Your answer should be a single number: how many lines in the data below hold the string "there".

* start Records provided *

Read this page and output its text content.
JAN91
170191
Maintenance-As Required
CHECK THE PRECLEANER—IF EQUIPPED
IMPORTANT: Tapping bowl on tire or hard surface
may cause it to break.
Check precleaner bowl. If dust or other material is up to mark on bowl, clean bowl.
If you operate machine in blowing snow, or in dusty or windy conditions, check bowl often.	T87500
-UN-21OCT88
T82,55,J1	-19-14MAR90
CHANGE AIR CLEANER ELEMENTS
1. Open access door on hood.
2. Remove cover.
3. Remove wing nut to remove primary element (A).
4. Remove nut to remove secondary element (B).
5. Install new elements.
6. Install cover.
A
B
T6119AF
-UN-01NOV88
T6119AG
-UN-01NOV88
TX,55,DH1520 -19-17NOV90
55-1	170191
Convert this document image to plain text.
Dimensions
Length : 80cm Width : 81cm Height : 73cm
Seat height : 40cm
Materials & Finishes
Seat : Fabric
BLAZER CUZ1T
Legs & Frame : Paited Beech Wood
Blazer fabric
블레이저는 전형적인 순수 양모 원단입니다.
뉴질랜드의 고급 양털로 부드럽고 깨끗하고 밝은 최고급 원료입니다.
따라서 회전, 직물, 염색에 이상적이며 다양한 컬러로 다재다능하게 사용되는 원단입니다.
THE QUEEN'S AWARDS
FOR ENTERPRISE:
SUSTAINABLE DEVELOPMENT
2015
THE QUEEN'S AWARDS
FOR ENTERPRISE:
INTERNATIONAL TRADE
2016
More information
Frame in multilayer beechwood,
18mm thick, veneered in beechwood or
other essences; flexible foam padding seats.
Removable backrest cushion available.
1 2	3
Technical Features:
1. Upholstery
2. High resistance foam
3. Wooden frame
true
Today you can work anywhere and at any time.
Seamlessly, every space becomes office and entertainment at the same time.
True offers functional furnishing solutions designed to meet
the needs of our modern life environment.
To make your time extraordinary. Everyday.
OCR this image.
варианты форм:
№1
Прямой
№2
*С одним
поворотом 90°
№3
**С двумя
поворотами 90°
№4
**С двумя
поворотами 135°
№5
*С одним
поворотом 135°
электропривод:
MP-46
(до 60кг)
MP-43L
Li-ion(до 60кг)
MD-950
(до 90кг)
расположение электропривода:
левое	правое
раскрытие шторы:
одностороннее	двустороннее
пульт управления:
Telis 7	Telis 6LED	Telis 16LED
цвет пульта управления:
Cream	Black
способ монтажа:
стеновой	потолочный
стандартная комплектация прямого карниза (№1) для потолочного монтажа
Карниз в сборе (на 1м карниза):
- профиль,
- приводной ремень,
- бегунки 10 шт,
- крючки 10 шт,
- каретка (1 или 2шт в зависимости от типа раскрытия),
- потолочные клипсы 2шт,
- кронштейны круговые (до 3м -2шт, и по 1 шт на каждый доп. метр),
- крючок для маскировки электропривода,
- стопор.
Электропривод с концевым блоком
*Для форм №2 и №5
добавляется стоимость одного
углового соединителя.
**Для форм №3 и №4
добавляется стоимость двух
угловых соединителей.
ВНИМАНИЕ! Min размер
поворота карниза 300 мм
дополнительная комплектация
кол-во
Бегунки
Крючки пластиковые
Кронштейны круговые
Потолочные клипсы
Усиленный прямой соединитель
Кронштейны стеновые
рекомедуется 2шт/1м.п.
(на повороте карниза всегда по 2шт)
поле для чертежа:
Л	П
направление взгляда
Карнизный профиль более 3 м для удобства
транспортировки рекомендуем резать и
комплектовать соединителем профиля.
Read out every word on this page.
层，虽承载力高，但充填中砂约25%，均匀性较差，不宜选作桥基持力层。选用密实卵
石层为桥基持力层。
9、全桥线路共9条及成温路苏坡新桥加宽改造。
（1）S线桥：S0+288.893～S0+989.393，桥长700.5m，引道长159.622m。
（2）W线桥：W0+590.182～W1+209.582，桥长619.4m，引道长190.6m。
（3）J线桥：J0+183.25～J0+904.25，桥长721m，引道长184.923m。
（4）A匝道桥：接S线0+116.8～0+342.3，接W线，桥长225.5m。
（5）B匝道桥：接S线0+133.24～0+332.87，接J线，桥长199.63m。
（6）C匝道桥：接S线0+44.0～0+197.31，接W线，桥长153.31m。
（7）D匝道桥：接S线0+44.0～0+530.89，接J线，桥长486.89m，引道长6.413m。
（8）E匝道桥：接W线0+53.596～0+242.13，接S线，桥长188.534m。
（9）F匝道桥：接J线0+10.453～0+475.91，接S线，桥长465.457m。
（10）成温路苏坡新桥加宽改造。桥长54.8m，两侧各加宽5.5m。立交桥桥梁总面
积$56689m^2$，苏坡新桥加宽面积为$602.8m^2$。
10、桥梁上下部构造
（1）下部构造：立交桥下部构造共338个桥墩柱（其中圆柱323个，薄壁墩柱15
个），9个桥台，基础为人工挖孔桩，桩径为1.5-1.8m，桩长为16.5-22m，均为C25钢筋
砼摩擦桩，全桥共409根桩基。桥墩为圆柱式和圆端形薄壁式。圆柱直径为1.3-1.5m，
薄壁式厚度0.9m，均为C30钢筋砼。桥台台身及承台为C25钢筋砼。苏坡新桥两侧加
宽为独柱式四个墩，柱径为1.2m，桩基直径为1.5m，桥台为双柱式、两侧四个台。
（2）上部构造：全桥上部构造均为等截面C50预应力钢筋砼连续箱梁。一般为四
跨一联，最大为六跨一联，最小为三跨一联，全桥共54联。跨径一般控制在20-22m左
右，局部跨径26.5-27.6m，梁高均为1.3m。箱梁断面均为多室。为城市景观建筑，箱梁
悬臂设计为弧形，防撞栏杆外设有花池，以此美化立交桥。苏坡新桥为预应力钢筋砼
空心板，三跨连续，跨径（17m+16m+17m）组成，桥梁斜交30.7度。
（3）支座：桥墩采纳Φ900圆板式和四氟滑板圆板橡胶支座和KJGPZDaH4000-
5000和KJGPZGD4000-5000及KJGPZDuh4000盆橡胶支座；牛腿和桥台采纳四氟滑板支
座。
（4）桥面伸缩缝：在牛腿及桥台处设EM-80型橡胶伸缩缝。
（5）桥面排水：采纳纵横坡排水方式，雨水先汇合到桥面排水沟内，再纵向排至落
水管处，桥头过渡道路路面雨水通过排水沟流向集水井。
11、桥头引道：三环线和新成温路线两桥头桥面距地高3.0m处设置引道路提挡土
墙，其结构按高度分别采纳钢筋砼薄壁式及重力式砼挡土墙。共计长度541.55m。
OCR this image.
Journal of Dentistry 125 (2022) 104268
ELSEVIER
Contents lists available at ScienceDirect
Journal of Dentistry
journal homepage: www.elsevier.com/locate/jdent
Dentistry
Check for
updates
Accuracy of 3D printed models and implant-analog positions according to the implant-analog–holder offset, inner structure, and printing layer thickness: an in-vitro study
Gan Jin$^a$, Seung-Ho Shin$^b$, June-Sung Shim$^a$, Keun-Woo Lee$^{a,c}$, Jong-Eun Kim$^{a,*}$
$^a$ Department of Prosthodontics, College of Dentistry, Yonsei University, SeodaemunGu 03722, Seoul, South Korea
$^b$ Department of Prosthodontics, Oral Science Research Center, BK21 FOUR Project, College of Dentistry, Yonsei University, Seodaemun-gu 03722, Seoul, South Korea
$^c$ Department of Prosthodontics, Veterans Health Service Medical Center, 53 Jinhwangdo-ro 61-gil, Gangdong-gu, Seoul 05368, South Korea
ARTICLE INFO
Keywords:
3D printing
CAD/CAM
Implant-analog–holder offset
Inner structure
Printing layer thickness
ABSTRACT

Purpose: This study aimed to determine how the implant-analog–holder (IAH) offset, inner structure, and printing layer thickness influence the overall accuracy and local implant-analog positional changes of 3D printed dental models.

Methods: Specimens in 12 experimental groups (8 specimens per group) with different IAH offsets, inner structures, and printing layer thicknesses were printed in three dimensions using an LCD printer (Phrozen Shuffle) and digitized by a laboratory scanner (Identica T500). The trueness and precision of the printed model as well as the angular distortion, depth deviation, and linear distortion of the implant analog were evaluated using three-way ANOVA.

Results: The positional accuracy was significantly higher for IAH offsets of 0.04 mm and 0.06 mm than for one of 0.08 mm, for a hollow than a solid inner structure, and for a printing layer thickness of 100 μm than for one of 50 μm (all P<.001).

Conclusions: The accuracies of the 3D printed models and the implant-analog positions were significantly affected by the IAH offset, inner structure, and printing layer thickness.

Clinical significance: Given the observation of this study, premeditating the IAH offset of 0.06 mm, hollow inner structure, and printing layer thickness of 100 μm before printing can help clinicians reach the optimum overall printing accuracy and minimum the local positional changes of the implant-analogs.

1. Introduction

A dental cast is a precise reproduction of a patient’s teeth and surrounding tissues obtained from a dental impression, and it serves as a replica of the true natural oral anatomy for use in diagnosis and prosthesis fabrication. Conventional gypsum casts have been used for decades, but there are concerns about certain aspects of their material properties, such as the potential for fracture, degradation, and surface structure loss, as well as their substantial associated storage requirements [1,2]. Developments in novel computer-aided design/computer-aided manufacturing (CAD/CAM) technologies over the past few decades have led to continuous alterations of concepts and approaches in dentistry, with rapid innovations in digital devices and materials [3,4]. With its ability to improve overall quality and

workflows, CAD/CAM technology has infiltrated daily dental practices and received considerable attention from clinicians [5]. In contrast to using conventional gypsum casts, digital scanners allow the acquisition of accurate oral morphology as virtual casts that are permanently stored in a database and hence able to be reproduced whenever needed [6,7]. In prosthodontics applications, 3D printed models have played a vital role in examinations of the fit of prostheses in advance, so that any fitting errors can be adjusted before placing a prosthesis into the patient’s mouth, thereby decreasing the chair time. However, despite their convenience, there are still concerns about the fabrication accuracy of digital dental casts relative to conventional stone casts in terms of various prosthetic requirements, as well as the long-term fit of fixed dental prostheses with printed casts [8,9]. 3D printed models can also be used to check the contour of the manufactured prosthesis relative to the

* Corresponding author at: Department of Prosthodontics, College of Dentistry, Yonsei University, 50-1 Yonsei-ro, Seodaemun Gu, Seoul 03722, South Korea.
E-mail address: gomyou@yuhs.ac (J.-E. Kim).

* end Records provided *

**Answer to this exercise:** 2